EXTRAIT CHOISI.
↓

Le secrétaire à la Santé et aux Services sociaux, Robert F. Kennedy Jr., a dévoilé une initiative fédérale destinée, selon lui, à freiner ce que le ministère qualifie de prescription inappropriée de médicaments psychiatriques — notamment des antidépresseurs largement utilisés tels que le Prozac et le Zoloft — tout en élargissant l'accès à des traitements non médicamenteux comme la psychothérapie et les services de soutien familial. Des groupes de santé mentale et des psychiatres ont estimé que certains éléments, notamment une meilleure formation et un accompagnement plus sûr au sevrage, pourraient être utiles, mais ont critiqué l'approche de Kennedy comme étant trop simpliste.
Kennedy a annoncé cette initiative le lundi 4 mai, lors d'un sommet sur la santé mentale d'une journée organisé par le Make America Healthy Again (MAHA) Institute, selon NPR et un communiqué de presse du HHS.
Le HHS a décrit cet effort comme un « MAHA Action Plan » qui associera éducation et sensibilisation à des changements de programmes et de politiques visant à prévenir les débuts de traitements psychiatriques non nécessaires et à soutenir le sevrage et l'arrêt des médicaments lorsque cela est cliniquement approprié.
Dans le cadre de ce lancement, le HHS a indiqué que la Substance Abuse and Mental Health Services Administration (SAMHSA) a émis une lettre aux professionnels de santé soulignant l'importance du consentement éclairé et de la prise de décision partagée, et mettant en avant des approches non médicamenteuses incluant le soutien familial, la psychothérapie, la nutrition et l'activité physique lorsque cela est cliniquement indiqué. Le HHS a également précisé que la SAMHSA publierait un rapport sur les tendances de prescription plus tard en mai, accompagné d'une fiche d'information destinée aux prescripteurs et aux patients.

↑

TÂCHE À FAIRE 1. D'après l'extrait, quelles approches non médicamenteuses la lettre de la SAMHSA aux professionnels de santé met-elle en avant ? Citez-les toutes.
TÂCHE À FAIRE 2. Selon l'extrait, quel jour Kennedy a-t-il annoncé cette initiative ?
TÂCHE À FAIRE 3.
Pour chaque affirmation, dites si elle correspond à l'extrait. Répondez par oui ou non et citez les mots de l'extrait qui tranchent.
(a) Le Prozac et le Zoloft sont cités comme exemples d'antidépresseurs.
(b) La SAMHSA a déjà publié son rapport sur les tendances de prescription.
(c) Les psychiatres ont rejeté l'initiative en bloc, sans y voir aucun élément utile.
Les entrées ne jouent aucun rôle dans ce travail.

MATÉRIEL FOURNI.
↓

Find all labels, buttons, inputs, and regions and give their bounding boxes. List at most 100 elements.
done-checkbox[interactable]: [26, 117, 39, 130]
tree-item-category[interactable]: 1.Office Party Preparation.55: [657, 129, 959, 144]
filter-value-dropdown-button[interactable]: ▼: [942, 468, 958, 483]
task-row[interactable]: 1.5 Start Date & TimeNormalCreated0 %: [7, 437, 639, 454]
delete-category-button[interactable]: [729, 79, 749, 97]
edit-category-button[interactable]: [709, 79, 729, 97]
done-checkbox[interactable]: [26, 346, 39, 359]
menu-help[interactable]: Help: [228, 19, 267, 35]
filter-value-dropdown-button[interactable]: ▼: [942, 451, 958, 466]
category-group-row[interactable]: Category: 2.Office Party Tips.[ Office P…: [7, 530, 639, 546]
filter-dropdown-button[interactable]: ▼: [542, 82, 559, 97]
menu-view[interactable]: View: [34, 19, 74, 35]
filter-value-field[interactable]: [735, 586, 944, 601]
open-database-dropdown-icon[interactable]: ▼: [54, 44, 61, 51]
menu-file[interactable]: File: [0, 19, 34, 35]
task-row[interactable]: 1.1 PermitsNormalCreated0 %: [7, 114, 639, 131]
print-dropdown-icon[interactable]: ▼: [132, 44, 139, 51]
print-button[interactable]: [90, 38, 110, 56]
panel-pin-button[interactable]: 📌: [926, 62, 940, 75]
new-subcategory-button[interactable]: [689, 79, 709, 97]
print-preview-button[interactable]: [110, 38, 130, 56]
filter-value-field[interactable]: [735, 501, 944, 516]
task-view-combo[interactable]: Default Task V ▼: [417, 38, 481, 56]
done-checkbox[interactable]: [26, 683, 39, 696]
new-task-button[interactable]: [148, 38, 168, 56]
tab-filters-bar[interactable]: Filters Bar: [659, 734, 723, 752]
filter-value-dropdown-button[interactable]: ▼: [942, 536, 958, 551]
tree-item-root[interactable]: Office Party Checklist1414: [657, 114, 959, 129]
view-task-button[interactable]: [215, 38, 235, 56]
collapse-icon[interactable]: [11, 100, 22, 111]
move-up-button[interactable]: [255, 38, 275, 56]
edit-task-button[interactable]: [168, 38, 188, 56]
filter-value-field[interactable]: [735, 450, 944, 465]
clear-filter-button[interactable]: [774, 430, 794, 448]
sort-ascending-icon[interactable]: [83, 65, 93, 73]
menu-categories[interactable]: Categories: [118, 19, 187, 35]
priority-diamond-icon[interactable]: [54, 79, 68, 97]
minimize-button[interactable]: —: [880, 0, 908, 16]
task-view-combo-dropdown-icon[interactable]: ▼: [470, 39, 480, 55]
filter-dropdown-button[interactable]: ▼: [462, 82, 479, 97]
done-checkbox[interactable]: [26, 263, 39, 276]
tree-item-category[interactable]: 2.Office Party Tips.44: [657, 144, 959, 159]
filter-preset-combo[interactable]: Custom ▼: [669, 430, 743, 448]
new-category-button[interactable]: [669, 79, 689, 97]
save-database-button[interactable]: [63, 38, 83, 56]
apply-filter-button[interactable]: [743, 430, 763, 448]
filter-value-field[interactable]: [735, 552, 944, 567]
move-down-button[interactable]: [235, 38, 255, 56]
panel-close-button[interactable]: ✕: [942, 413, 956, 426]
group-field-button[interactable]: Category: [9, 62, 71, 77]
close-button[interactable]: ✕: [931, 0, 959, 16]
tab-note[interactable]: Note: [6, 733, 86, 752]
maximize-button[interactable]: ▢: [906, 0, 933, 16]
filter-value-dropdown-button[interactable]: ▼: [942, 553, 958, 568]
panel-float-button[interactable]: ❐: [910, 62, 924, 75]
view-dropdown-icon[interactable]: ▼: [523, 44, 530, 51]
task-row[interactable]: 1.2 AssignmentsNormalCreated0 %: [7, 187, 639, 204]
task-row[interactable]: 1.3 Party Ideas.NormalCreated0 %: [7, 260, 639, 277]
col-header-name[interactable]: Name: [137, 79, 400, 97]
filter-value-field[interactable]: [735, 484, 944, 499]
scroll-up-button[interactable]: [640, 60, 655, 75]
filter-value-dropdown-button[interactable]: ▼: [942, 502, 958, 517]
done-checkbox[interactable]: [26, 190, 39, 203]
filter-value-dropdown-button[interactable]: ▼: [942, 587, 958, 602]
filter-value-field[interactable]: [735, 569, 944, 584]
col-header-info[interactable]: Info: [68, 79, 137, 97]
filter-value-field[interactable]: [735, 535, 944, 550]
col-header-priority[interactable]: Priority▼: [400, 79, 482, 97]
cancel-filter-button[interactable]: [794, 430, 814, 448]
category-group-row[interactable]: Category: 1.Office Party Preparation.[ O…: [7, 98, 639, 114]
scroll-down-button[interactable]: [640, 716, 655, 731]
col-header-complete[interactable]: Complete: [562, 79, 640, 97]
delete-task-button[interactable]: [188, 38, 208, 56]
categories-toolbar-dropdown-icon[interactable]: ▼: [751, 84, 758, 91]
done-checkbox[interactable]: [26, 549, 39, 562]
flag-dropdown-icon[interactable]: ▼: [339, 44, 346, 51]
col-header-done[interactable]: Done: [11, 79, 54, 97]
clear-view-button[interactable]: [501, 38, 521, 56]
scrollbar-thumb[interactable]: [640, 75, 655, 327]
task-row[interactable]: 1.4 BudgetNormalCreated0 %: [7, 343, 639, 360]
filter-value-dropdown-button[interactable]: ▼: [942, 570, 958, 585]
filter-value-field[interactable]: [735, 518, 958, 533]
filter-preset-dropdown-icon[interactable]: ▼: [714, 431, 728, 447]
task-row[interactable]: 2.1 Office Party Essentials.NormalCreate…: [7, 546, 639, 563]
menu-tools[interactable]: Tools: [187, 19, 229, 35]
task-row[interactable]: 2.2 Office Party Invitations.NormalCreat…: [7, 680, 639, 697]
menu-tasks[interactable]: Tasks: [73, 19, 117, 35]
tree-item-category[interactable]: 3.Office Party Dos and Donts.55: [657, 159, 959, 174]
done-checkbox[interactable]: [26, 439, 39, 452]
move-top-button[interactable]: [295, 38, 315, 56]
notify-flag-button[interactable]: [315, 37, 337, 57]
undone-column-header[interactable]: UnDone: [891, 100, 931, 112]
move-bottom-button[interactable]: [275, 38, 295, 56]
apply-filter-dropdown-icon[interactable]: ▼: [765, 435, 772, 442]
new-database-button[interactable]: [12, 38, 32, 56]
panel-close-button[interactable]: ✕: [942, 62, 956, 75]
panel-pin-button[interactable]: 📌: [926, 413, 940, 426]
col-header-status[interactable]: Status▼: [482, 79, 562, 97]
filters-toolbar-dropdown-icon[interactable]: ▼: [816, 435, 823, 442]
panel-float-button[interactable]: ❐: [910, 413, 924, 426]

↑

RÉPONSE ATTENDUE 1. Le soutien familial, la psychothérapie, la nutrition et l'activité physique.

RÉPONSE ATTENDUE 2. Le lundi 4 mai.

RÉPONSE ATTENDUE 3.
(a) Oui : « notamment des antidépresseurs largement utilisés tels que le Prozac et le Zoloft ».
(b) Non : « la SAMHSA publierait un rapport sur les tendances de prescription plus tard en mai ».
(c) Non : « ont estimé que certains éléments, notamment une meilleure formation et un accompagnement plus sûr au sevrage, pourraient être utiles ».